#### The exercise
Extract the lines of the data verbatim, starting at the first line and ending at the line that contains "movie-card[interactable]: СЕРДЦЕ ОХОТНИКА", with both ends included.

Region boundary data:
::::

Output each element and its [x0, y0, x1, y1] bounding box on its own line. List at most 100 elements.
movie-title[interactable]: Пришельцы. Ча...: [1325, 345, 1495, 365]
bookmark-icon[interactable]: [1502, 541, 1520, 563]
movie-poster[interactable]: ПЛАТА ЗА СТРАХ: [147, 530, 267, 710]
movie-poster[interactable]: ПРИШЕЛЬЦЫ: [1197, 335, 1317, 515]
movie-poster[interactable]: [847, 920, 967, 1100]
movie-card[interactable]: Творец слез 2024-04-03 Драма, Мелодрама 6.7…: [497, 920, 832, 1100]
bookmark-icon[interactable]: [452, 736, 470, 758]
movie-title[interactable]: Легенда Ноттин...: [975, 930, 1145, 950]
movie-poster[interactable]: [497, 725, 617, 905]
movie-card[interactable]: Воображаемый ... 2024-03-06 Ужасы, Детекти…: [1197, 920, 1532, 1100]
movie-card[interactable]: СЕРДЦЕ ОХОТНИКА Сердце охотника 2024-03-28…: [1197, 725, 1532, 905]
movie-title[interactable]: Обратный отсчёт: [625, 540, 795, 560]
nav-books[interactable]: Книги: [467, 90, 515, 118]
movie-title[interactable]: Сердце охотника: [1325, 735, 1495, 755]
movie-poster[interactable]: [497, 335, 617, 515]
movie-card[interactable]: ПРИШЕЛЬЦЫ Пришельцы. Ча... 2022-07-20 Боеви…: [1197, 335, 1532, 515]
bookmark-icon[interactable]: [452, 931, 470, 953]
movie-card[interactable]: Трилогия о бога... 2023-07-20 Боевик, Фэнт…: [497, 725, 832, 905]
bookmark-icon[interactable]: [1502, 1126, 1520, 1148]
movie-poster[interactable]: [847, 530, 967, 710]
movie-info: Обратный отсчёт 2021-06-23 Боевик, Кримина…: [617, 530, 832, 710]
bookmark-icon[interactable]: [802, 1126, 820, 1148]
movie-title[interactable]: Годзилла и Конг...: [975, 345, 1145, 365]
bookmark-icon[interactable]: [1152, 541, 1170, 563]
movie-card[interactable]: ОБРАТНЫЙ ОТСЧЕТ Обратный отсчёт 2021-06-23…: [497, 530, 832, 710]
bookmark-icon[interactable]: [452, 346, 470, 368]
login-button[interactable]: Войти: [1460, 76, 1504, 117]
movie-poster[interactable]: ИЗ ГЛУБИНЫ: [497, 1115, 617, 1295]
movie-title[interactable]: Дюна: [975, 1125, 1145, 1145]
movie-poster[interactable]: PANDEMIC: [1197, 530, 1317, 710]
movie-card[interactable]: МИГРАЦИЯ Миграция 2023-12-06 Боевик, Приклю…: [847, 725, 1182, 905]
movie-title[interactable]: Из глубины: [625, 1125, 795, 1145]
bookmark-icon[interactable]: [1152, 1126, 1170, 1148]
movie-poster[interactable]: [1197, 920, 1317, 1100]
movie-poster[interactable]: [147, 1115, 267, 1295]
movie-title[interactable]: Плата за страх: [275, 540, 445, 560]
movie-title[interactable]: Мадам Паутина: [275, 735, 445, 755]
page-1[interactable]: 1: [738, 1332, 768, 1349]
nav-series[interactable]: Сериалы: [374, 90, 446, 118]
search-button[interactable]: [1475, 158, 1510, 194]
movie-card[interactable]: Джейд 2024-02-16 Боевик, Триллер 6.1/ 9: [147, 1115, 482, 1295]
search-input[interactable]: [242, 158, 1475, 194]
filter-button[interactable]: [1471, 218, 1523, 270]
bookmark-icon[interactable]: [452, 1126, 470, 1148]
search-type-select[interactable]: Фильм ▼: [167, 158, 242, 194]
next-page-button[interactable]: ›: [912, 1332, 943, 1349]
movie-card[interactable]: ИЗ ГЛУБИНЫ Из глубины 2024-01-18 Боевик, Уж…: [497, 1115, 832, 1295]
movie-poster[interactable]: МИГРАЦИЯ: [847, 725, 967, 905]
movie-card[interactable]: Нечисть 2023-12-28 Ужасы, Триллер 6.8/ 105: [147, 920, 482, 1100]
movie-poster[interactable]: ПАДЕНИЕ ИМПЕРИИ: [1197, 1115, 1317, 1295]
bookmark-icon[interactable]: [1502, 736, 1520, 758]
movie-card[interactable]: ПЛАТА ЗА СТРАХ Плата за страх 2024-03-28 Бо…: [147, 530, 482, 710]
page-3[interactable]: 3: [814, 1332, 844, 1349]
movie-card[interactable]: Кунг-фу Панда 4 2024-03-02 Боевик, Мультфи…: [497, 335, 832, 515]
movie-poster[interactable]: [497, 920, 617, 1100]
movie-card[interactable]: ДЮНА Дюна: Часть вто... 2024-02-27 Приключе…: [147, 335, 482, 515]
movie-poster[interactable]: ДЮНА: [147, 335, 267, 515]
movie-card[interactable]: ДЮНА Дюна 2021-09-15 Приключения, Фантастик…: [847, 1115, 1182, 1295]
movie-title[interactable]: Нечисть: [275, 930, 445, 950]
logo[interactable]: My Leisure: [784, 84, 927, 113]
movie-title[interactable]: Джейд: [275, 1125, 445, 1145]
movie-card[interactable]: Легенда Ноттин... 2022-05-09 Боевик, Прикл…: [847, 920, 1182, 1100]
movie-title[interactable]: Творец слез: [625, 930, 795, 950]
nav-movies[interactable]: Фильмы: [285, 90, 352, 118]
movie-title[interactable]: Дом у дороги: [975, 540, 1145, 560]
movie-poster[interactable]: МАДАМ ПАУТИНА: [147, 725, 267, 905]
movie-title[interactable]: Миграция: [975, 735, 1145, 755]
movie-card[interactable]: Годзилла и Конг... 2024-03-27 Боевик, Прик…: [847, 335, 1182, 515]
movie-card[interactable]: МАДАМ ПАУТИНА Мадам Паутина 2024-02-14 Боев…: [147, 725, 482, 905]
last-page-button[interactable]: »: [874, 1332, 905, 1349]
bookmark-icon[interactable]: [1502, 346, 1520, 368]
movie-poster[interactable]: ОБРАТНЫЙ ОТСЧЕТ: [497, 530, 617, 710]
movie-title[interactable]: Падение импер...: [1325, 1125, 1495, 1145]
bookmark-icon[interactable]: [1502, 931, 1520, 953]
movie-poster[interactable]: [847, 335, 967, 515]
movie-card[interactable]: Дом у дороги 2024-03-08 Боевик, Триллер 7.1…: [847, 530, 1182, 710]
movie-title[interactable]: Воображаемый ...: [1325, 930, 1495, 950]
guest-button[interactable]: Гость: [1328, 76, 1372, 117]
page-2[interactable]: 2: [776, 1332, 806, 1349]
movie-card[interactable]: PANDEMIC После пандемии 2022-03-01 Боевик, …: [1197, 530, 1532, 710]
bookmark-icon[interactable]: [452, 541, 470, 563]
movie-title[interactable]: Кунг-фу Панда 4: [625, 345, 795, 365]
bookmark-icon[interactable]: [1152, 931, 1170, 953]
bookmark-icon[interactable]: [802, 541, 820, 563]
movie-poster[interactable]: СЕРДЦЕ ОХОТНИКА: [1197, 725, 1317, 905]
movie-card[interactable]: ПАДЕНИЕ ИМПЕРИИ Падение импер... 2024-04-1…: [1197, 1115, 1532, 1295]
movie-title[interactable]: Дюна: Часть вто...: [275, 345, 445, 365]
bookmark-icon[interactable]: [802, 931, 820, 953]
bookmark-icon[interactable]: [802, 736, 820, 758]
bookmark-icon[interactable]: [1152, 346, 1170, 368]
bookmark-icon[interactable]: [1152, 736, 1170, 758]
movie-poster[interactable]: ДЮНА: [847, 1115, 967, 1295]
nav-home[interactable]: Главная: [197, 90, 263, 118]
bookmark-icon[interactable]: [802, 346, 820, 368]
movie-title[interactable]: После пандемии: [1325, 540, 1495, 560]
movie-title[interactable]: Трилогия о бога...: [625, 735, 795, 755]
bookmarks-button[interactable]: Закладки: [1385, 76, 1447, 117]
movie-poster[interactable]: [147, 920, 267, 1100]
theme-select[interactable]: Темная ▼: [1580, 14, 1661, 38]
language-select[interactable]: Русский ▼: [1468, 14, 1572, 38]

::::

#### Response to the task
Output each element and its [x0, y0, x1, y1] bounding box on its own line. List at most 100 elements.
movie-title[interactable]: Пришельцы. Ча...: [1325, 345, 1495, 365]
bookmark-icon[interactable]: [1502, 541, 1520, 563]
movie-poster[interactable]: ПЛАТА ЗА СТРАХ: [147, 530, 267, 710]
movie-poster[interactable]: ПРИШЕЛЬЦЫ: [1197, 335, 1317, 515]
movie-poster[interactable]: [847, 920, 967, 1100]
movie-card[interactable]: Творец слез 2024-04-03 Драма, Мелодрама 6.7…: [497, 920, 832, 1100]
bookmark-icon[interactable]: [452, 736, 470, 758]
movie-title[interactable]: Легенда Ноттин...: [975, 930, 1145, 950]
movie-poster[interactable]: [497, 725, 617, 905]
movie-card[interactable]: Воображаемый ... 2024-03-06 Ужасы, Детекти…: [1197, 920, 1532, 1100]
movie-card[interactable]: СЕРДЦЕ ОХОТНИКА Сердце охотника 2024-03-28…: [1197, 725, 1532, 905]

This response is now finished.